## CONSIGNES DE L'EXERCICE
Poursuivez, s'il vous plaît, le texte sur la reprise de La Périchole à la suite de sa dernière phrase.

## TEXTE À LIRE
————————
Reprise de la Périchole
MM. Meilhac et Halévy se sont bornés, comme on sait, à emprunter deux personnages – il serait plus exact de dire deux noms au « Carrosse du Saint-Sacrement » du théâtre de Clara Gazul, pour les placer dans leur opéra fantaisiste. La grande notoriété de Mérimée aidant, c’était une excellente enseigne de pièce que ce titre : La Périchole. Il avait un mérite dont le théâtre fait cas, et à juste raison, celui d’attirer les yeux sur une affiche et de bien sonner à l’oreille.
En clouant une étiquette connue à une folie dramatique dont le fonds leur appartient, les auteurs ont toutefois suivi en un point la donnée originale qui a fait du vice-roi Don Andrès de Ribeira un Cassandre amoureux et joué par tous ceux qui l’approchent. Quant à Camila Périchole, la comédienne, ils ont abaissé son théâtre en rehaussant son cœur ; si, au lieu de chanter des cavatines et d’exécuter des pirouette au Grand-Opéra de Lima, elle court à présent les rues et les places publiques, la chanson aux lèvres et la sébile à la main, elle ne trafique plus du moins scandaleusement de sa célébrité et de sa beauté, comme l’autre, la vraie Périchole, qui donne pour rien au capitaine Aguirre et au Cholo Ramon ce qu’elle vend trois fois plus cher, pour se rattraper, au vieillard ridicule qu’elle ruine.
————————
## ITEMS PRÉSENTÉS
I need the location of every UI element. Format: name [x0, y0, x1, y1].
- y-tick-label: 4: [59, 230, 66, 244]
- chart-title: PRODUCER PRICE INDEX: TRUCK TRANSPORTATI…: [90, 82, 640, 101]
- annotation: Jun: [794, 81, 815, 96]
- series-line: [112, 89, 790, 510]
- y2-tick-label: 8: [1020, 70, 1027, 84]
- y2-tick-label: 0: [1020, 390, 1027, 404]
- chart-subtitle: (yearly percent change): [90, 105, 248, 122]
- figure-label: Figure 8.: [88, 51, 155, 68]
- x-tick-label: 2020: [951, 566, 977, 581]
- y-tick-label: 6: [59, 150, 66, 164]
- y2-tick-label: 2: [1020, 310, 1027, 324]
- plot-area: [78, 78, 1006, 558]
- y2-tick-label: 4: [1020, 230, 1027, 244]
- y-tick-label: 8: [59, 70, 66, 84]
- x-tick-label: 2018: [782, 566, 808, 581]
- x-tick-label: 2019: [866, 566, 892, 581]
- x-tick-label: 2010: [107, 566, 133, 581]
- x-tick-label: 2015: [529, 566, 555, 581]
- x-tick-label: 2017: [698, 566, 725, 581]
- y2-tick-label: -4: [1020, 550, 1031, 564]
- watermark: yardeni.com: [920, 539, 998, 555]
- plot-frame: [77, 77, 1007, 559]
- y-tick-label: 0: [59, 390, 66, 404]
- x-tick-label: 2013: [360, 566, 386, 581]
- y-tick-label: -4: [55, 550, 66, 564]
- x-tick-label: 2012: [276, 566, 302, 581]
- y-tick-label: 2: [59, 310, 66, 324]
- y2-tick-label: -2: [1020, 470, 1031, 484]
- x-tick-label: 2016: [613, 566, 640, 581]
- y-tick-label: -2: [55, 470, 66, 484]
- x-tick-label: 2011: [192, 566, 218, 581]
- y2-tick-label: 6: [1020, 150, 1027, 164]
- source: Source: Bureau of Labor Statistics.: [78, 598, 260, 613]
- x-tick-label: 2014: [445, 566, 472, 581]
————————
## EXERCICE CORRIGÉ
Mais à quoi pense-je en vérité ? Il s’agit bien en ce moment de recourir aux charmantes imaginations d’un théâtre spirituellement imposteur pour rattacher à une illustre origine l’héroïne d’un opéra bouffon. Le « Carrosse du Saint-Sacrement » roulerait fort mal sur les planches des Variétés. La Périchole se nommait hier Mademoiselle Schneider ; elle s’appelle aujourd’hui Madame Judic qu’avons-nous besoin d’en savoir davantage ?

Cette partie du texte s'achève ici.